■ **WHAT YOU HAVE TO DO**:
Select the lines of the records containing the word "text" and list them.

Stored items from a collection
☆ ☆ ☆ ☆ ☆ ☆ ☆

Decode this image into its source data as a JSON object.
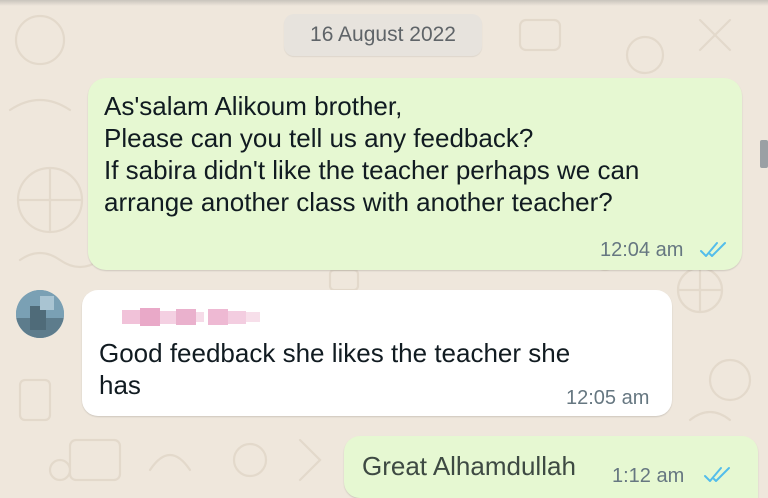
{
  "date_separator": "16 August 2022",
  "messages": [
    {
      "direction": "outgoing",
      "text": "As'salam Alikoum brother,\nPlease can you tell us any feedback?\nIf sabira didn't like the teacher perhaps we can\narrange another class with another teacher?",
      "time": "12:04 am",
      "status": "read-double-tick-icon"
    },
    {
      "direction": "incoming",
      "sender": "blurred-contact-name",
      "text": "Good feedback she likes the teacher she\nhas",
      "time": "12:05 am"
    },
    {
      "direction": "outgoing",
      "text": "Great Alhamdullah",
      "time": "1:12 am",
      "status": "read-double-tick-icon"
    }
  ],
  "colors": {
    "outgoing_bubble": "#e6f8d2",
    "incoming_bubble": "#ffffff",
    "read_ticks": "#53bdeb",
    "wallpaper": "#efe7dc"
  }
}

☆ ☆ ☆ ☆ ☆ ☆ ☆

■ **WRITTEN SOLUTION**:
      "text": "As'salam Alikoum brother,\nPlease can you tell us any feedback?\nIf sabira didn't like the teacher perhaps we can\narrange another class with another teacher?",
      "text": "Good feedback she likes the teacher she\nhas",
      "text": "Great Alhamdullah",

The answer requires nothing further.